→ **Available data**
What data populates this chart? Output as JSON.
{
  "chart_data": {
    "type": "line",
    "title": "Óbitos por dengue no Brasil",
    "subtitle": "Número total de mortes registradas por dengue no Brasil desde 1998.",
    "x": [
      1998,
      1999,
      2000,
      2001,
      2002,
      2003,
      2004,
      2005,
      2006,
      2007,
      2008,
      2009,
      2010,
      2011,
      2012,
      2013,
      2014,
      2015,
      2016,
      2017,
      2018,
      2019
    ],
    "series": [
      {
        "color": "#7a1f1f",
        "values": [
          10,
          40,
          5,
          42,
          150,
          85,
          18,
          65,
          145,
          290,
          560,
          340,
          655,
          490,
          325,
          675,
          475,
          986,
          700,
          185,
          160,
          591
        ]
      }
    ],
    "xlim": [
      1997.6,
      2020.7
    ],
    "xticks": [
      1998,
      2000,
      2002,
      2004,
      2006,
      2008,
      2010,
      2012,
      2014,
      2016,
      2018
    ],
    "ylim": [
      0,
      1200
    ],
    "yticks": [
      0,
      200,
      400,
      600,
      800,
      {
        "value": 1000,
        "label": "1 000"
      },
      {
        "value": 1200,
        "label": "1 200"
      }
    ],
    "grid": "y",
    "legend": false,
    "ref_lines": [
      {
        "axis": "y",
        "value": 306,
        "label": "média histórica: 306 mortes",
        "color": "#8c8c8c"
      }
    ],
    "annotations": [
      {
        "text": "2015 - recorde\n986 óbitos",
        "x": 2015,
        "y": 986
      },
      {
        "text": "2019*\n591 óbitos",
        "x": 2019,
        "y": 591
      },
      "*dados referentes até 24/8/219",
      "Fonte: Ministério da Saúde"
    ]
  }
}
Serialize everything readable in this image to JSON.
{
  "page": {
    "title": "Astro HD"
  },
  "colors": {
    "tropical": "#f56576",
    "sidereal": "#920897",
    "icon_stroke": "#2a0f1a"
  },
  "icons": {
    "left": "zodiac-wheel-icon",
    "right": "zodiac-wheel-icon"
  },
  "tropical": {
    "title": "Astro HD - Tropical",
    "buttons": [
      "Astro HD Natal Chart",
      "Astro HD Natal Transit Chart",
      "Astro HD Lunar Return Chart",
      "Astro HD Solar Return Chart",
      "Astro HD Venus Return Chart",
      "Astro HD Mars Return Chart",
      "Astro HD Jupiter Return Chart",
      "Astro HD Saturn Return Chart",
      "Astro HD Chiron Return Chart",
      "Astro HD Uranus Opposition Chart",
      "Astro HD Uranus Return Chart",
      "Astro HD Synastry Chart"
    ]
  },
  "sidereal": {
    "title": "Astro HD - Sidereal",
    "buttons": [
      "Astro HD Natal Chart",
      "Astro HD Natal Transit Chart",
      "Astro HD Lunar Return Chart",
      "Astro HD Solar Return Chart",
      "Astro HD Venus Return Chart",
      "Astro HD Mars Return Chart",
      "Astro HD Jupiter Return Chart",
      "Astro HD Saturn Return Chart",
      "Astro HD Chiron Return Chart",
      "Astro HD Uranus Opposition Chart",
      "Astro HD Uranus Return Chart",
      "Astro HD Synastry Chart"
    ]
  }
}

→ **To do**
Pull out all lines from the entries above that include the word "mortes".

→ **Reply to the exercise**
    "subtitle": "Número total de mortes registradas por dengue no Brasil desde 1998.",
        "label": "média histórica: 306 mortes",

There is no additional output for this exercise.